Collect all lines below with the string "Gustave".
— Start of EXTRACTED RECORDS —
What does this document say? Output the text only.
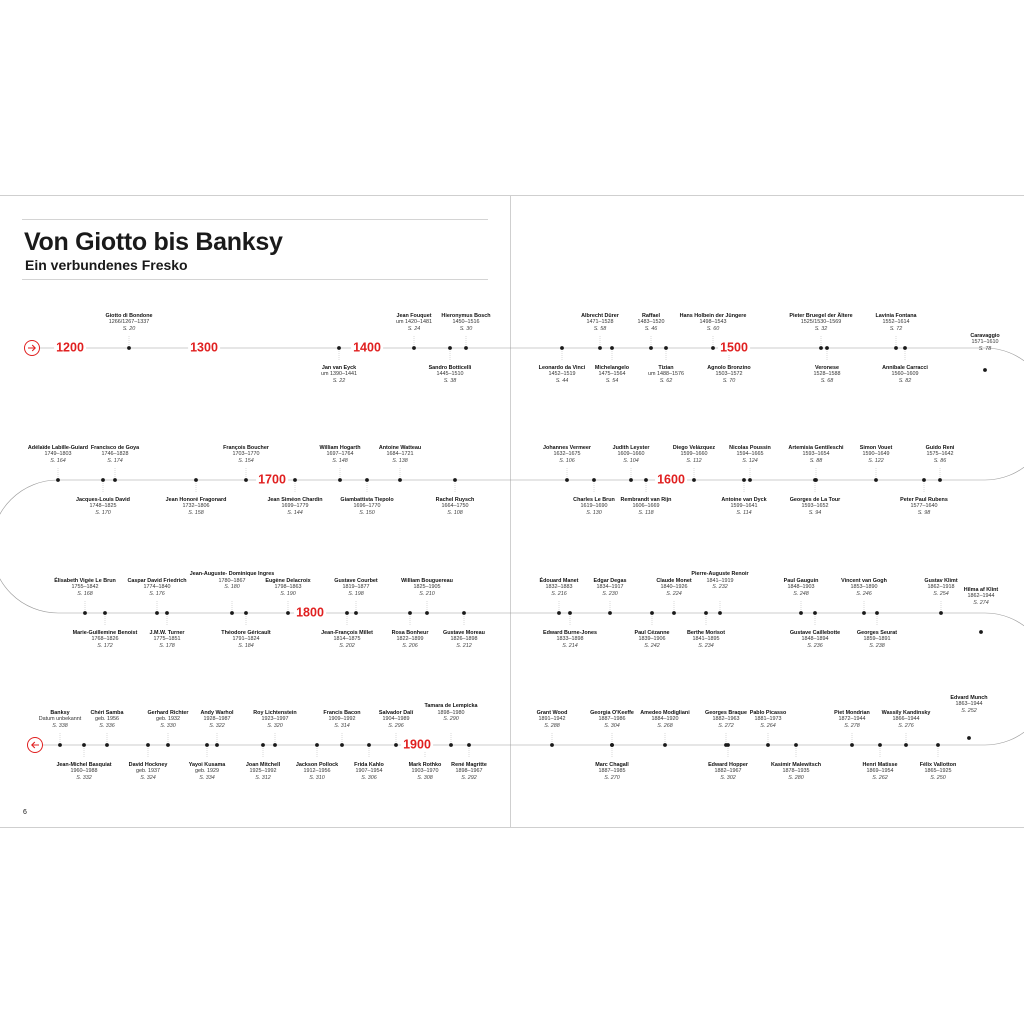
Von Giotto bis Banksy
Ein verbundenes Fresko
Giotto di Bondone
1266/1267–1337
S. 20
Jean Fouquet
um 1420–1481
S. 24
Hieronymus Bosch
1450–1516
S. 30
Albrecht Dürer
1471–1528
S. 58
Raffael
1483–1520
S. 46
Hans Holbein der Jüngere
1498–1543
S. 60
Pieter Bruegel der Ältere
1525/1530–1569
S. 32
Lavinia Fontana
1552–1614
S. 72
Jan van Eyck
um 1390–1441
S. 22
Sandro Botticelli
1445–1510
S. 38
Leonardo da Vinci
1452–1519
S. 44
Michelangelo
1475–1564
S. 54
Tizian
um 1488–1576
S. 62
Agnolo Bronzino
1503–1572
S. 70
Veronese
1528–1588
S. 68
Annibale Carracci
1560–1609
S. 82
Adélaïde Labille-Guiard
1749–1803
S. 164
Francisco de Goya
1746–1828
S. 174
François Boucher
1703–1770
S. 154
William Hogarth
1697–1764
S. 148
Antoine Watteau
1684–1721
S. 138
Johannes Vermeer
1632–1675
S. 106
Judith Leyster
1609–1660
S. 104
Diego Velázquez
1599–1660
S. 112
Nicolas Poussin
1594–1665
S. 124
Artemisia Gentileschi
1593–1654
S. 88
Simon Vouet
1590–1649
S. 122
Guido Reni
1575–1642
S. 86
Jacques-Louis David
1748–1825
S. 170
Jean Honoré Fragonard
1732–1806
S. 158
Jean Siméon Chardin
1699–1779
S. 144
Giambattista Tiepolo
1696–1770
S. 150
Rachel Ruysch
1664–1750
S. 108
Charles Le Brun
1619–1690
S. 130
Rembrandt van Rijn
1606–1669
S. 118
Antoine van Dyck
1599–1641
S. 114
Georges de La Tour
1593–1652
S. 94
Peter Paul Rubens
1577–1640
S. 98
Élisabeth Vigée Le Brun
1755–1842
S. 168
Caspar David Friedrich
1774–1840
S. 176
Jean-Auguste- Dominique Ingres
1780–1867
S. 180
Eugène Delacroix
1798–1863
S. 190
Gustave Courbet
1819–1877
S. 198
William Bouguereau
1825–1905
S. 210
Édouard Manet
1832–1883
S. 216
Edgar Degas
1834–1917
S. 230
Claude Monet
1840–1926
S. 224
Pierre-Auguste Renoir
1841–1919
S. 232
Paul Gauguin
1848–1903
S. 248
Vincent van Gogh
1853–1890
S. 246
Gustav Klimt
1862–1918
S. 254
Marie-Guillemine Benoist
1768–1826
S. 172
J.M.W. Turner
1775–1851
S. 178
Théodore Géricault
1791–1824
S. 184
Jean-François Millet
1814–1875
S. 202
Rosa Bonheur
1822–1899
S. 206
Gustave Moreau
1826–1898
S. 212
Edward Burne-Jones
1833–1898
S. 214
Paul Cézanne
1839–1906
S. 242
Berthe Morisot
1841–1895
S. 234
Gustave Caillebotte
1848–1894
S. 236
Georges Seurat
1859–1891
S. 238
Banksy
Datum unbekannt
S. 338
Chéri Samba
geb. 1956
S. 336
Gerhard Richter
geb. 1932
S. 330
Andy Warhol
1928–1987
S. 322
Roy Lichtenstein
1923–1997
S. 320
Francis Bacon
1909–1992
S. 314
Salvador Dalí
1904–1989
S. 296
Tamara de Lempicka
1898–1980
S. 290
Grant Wood
1891–1942
S. 288
Georgia O'Keeffe
1887–1986
S. 304
Amedeo Modigliani
1884–1920
S. 268
Georges Braque
1882–1963
S. 272
Pablo Picasso
1881–1973
S. 264
Piet Mondrian
1872–1944
S. 278
Wassily Kandinsky
1866–1944
S. 276
Jean-Michel Basquiat
1960–1988
S. 332
David Hockney
geb. 1937
S. 324
Yayoi Kusama
geb. 1929
S. 334
Joan Mitchell
1925–1992
S. 312
Jackson Pollock
1912–1956
S. 310
Frida Kahlo
1907–1954
S. 306
Mark Rothko
1903–1970
S. 308
René Magritte
1898–1967
S. 292
Marc Chagall
1887–1985
S. 270
Edward Hopper
1882–1967
S. 302
Kasimir Malewitsch
1878–1935
S. 280
Henri Matisse
1869–1954
S. 262
Félix Vallotton
1865–1925
S. 250
Caravaggio
1571–1610
S. 78
Hilma af Klint
1862–1944
S. 274
Edvard Munch
1863–1944
S. 252
1200	1300	1400	1500
1600
1700
1800
1900
6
— End of EXTRACTED RECORDS —
*THE ANSWER*
Gustave Courbet
Gustave Moreau
Gustave Caillebotte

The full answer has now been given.